[DATA ENTRIES]
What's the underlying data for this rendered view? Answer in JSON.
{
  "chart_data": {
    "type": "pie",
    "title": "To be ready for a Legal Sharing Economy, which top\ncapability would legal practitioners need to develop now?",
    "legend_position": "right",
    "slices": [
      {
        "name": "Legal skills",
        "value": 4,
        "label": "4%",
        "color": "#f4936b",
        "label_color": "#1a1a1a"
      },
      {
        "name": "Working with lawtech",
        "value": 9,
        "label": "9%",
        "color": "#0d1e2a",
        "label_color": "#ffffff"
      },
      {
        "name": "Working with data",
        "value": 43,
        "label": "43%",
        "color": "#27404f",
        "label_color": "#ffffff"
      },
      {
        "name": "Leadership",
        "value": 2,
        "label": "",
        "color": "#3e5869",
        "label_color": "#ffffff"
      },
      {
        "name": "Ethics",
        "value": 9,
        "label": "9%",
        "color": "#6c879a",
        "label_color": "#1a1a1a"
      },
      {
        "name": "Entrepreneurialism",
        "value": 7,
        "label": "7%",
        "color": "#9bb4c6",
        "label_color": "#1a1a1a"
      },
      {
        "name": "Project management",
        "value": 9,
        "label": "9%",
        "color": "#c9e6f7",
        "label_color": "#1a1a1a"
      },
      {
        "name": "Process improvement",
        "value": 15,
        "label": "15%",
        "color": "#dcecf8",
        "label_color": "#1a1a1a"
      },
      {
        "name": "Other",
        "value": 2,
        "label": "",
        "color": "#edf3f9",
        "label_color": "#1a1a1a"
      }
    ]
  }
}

[TASK PROMPT] The records above should be duplicated in full, exactly as given.

[CORRECT RESULT]
What's the underlying data for this rendered view? Answer in JSON.
{
  "chart_data": {
    "type": "pie",
    "title": "To be ready for a Legal Sharing Economy, which top\ncapability would legal practitioners need to develop now?",
    "legend_position": "right",
    "slices": [
      {
        "name": "Legal skills",
        "value": 4,
        "label": "4%",
        "color": "#f4936b",
        "label_color": "#1a1a1a"
      },
      {
        "name": "Working with lawtech",
        "value": 9,
        "label": "9%",
        "color": "#0d1e2a",
        "label_color": "#ffffff"
      },
      {
        "name": "Working with data",
        "value": 43,
        "label": "43%",
        "color": "#27404f",
        "label_color": "#ffffff"
      },
      {
        "name": "Leadership",
        "value": 2,
        "label": "",
        "color": "#3e5869",
        "label_color": "#ffffff"
      },
      {
        "name": "Ethics",
        "value": 9,
        "label": "9%",
        "color": "#6c879a",
        "label_color": "#1a1a1a"
      },
      {
        "name": "Entrepreneurialism",
        "value": 7,
        "label": "7%",
        "color": "#9bb4c6",
        "label_color": "#1a1a1a"
      },
      {
        "name": "Project management",
        "value": 9,
        "label": "9%",
        "color": "#c9e6f7",
        "label_color": "#1a1a1a"
      },
      {
        "name": "Process improvement",
        "value": 15,
        "label": "15%",
        "color": "#dcecf8",
        "label_color": "#1a1a1a"
      },
      {
        "name": "Other",
        "value": 2,
        "label": "",
        "color": "#edf3f9",
        "label_color": "#1a1a1a"
      }
    ]
  }
}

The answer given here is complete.